>> begin DATASET RECORDS

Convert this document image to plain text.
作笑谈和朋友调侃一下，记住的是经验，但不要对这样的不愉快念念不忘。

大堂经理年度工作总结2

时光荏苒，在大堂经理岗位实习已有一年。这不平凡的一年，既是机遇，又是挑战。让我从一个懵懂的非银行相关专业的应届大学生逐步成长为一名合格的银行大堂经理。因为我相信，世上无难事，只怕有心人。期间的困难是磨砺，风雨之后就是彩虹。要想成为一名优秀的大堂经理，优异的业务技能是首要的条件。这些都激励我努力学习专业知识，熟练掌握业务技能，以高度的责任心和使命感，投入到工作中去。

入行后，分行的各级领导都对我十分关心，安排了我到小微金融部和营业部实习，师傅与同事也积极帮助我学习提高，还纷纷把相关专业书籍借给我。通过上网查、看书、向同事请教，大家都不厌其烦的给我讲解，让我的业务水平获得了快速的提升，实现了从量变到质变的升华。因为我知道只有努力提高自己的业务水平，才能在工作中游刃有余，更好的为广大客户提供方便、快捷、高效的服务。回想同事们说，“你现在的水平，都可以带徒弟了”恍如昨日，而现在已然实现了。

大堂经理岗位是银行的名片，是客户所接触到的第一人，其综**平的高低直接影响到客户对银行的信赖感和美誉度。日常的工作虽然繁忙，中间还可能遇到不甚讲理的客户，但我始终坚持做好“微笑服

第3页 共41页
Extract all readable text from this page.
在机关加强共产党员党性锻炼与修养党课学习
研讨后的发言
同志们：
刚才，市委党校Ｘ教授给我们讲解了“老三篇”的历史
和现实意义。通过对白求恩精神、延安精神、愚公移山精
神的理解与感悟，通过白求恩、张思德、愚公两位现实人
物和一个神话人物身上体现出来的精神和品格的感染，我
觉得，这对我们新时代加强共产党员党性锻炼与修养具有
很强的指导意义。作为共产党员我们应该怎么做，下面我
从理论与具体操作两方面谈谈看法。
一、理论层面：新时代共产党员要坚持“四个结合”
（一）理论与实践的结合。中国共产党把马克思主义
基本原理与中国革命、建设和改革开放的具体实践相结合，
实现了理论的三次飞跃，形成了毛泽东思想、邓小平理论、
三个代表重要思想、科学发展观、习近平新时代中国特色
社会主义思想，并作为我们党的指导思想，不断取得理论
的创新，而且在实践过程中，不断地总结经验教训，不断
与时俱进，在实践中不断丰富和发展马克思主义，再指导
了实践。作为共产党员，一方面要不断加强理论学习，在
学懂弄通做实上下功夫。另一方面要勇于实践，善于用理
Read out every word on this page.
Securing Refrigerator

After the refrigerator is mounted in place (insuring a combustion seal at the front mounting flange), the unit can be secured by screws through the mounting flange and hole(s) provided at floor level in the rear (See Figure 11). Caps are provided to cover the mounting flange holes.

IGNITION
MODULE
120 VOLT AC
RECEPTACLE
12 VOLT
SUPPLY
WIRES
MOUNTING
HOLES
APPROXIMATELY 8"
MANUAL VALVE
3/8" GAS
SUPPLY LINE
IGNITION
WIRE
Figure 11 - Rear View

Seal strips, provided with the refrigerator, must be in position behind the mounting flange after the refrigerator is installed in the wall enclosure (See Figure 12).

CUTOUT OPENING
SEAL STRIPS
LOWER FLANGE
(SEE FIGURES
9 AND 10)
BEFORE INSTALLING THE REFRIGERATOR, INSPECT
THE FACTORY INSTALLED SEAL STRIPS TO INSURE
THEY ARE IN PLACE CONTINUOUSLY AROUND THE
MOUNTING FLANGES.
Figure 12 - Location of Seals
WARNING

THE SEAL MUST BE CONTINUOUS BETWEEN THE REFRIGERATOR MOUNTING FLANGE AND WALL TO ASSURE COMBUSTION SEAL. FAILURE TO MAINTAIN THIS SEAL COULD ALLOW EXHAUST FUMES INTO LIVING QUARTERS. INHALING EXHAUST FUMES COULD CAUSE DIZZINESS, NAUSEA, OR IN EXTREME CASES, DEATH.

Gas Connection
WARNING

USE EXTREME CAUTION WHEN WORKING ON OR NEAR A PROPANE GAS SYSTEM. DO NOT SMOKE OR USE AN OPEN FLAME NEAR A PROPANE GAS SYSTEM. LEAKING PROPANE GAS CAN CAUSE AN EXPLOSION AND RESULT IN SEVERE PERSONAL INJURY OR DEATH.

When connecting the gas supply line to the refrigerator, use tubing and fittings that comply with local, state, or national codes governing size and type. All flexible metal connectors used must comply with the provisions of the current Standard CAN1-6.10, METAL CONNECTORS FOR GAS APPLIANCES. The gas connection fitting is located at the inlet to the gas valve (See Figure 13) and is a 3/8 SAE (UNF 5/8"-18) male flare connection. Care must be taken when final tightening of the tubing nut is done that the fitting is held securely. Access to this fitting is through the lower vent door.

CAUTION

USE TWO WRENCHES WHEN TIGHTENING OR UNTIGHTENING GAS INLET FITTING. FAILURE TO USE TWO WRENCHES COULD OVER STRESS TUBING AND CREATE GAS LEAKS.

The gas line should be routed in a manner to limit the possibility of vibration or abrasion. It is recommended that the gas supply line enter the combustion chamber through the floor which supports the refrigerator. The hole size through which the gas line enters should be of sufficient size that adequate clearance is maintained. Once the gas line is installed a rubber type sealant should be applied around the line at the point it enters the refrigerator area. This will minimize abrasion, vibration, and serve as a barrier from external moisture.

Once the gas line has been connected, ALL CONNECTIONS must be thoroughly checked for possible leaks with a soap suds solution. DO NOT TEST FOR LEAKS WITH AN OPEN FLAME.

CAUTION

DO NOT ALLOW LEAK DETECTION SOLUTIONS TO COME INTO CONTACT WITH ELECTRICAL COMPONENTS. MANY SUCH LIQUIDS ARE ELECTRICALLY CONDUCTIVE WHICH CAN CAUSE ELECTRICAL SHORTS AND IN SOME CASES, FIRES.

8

>> end DATASET RECORDS

STATED PROBLEM
Output all of the material exactly as written.

WRITTEN SOLUTION
Convert this document image to plain text.
作笑谈和朋友调侃一下，记住的是经验，但不要对这样的不愉快念念不忘。

大堂经理年度工作总结2

时光荏苒，在大堂经理岗位实习已有一年。这不平凡的一年，既是机遇，又是挑战。让我从一个懵懂的非银行相关专业的应届大学生逐步成长为一名合格的银行大堂经理。因为我相信，世上无难事，只怕有心人。期间的困难是磨砺，风雨之后就是彩虹。要想成为一名优秀的大堂经理，优异的业务技能是首要的条件。这些都激励我努力学习专业知识，熟练掌握业务技能，以高度的责任心和使命感，投入到工作中去。

入行后，分行的各级领导都对我十分关心，安排了我到小微金融部和营业部实习，师傅与同事也积极帮助我学习提高，还纷纷把相关专业书籍借给我。通过上网查、看书、向同事请教，大家都不厌其烦的给我讲解，让我的业务水平获得了快速的提升，实现了从量变到质变的升华。因为我知道只有努力提高自己的业务水平，才能在工作中游刃有余，更好的为广大客户提供方便、快捷、高效的服务。回想同事们说，“你现在的水平，都可以带徒弟了”恍如昨日，而现在已然实现了。

大堂经理岗位是银行的名片，是客户所接触到的第一人，其综**平的高低直接影响到客户对银行的信赖感和美誉度。日常的工作虽然繁忙，中间还可能遇到不甚讲理的客户，但我始终坚持做好“微笑服

第3页 共41页
Extract all readable text from this page.
在机关加强共产党员党性锻炼与修养党课学习
研讨后的发言
同志们：
刚才，市委党校Ｘ教授给我们讲解了“老三篇”的历史
和现实意义。通过对白求恩精神、延安精神、愚公移山精
神的理解与感悟，通过白求恩、张思德、愚公两位现实人
物和一个神话人物身上体现出来的精神和品格的感染，我
觉得，这对我们新时代加强共产党员党性锻炼与修养具有
很强的指导意义。作为共产党员我们应该怎么做，下面我
从理论与具体操作两方面谈谈看法。
一、理论层面：新时代共产党员要坚持“四个结合”
（一）理论与实践的结合。中国共产党把马克思主义
基本原理与中国革命、建设和改革开放的具体实践相结合，
实现了理论的三次飞跃，形成了毛泽东思想、邓小平理论、
三个代表重要思想、科学发展观、习近平新时代中国特色
社会主义思想，并作为我们党的指导思想，不断取得理论
的创新，而且在实践过程中，不断地总结经验教训，不断
与时俱进，在实践中不断丰富和发展马克思主义，再指导
了实践。作为共产党员，一方面要不断加强理论学习，在
学懂弄通做实上下功夫。另一方面要勇于实践，善于用理
Read out every word on this page.
Securing Refrigerator

After the refrigerator is mounted in place (insuring a combustion seal at the front mounting flange), the unit can be secured by screws through the mounting flange and hole(s) provided at floor level in the rear (See Figure 11). Caps are provided to cover the mounting flange holes.

IGNITION
MODULE
120 VOLT AC
RECEPTACLE
12 VOLT
SUPPLY
WIRES
MOUNTING
HOLES
APPROXIMATELY 8"
MANUAL VALVE
3/8" GAS
SUPPLY LINE
IGNITION
WIRE
Figure 11 - Rear View

Seal strips, provided with the refrigerator, must be in position behind the mounting flange after the refrigerator is installed in the wall enclosure (See Figure 12).

CUTOUT OPENING
SEAL STRIPS
LOWER FLANGE
(SEE FIGURES
9 AND 10)
BEFORE INSTALLING THE REFRIGERATOR, INSPECT
THE FACTORY INSTALLED SEAL STRIPS TO INSURE
THEY ARE IN PLACE CONTINUOUSLY AROUND THE
MOUNTING FLANGES.
Figure 12 - Location of Seals
WARNING

THE SEAL MUST BE CONTINUOUS BETWEEN THE REFRIGERATOR MOUNTING FLANGE AND WALL TO ASSURE COMBUSTION SEAL. FAILURE TO MAINTAIN THIS SEAL COULD ALLOW EXHAUST FUMES INTO LIVING QUARTERS. INHALING EXHAUST FUMES COULD CAUSE DIZZINESS, NAUSEA, OR IN EXTREME CASES, DEATH.

Gas Connection
WARNING

USE EXTREME CAUTION WHEN WORKING ON OR NEAR A PROPANE GAS SYSTEM. DO NOT SMOKE OR USE AN OPEN FLAME NEAR A PROPANE GAS SYSTEM. LEAKING PROPANE GAS CAN CAUSE AN EXPLOSION AND RESULT IN SEVERE PERSONAL INJURY OR DEATH.

When connecting the gas supply line to the refrigerator, use tubing and fittings that comply with local, state, or national codes governing size and type. All flexible metal connectors used must comply with the provisions of the current Standard CAN1-6.10, METAL CONNECTORS FOR GAS APPLIANCES. The gas connection fitting is located at the inlet to the gas valve (See Figure 13) and is a 3/8 SAE (UNF 5/8"-18) male flare connection. Care must be taken when final tightening of the tubing nut is done that the fitting is held securely. Access to this fitting is through the lower vent door.

CAUTION

USE TWO WRENCHES WHEN TIGHTENING OR UNTIGHTENING GAS INLET FITTING. FAILURE TO USE TWO WRENCHES COULD OVER STRESS TUBING AND CREATE GAS LEAKS.

The gas line should be routed in a manner to limit the possibility of vibration or abrasion. It is recommended that the gas supply line enter the combustion chamber through the floor which supports the refrigerator. The hole size through which the gas line enters should be of sufficient size that adequate clearance is maintained. Once the gas line is installed a rubber type sealant should be applied around the line at the point it enters the refrigerator area. This will minimize abrasion, vibration, and serve as a barrier from external moisture.

Once the gas line has been connected, ALL CONNECTIONS must be thoroughly checked for possible leaks with a soap suds solution. DO NOT TEST FOR LEAKS WITH AN OPEN FLAME.

CAUTION

DO NOT ALLOW LEAK DETECTION SOLUTIONS TO COME INTO CONTACT WITH ELECTRICAL COMPONENTS. MANY SUCH LIQUIDS ARE ELECTRICALLY CONDUCTIVE WHICH CAN CAUSE ELECTRICAL SHORTS AND IN SOME CASES, FIRES.

8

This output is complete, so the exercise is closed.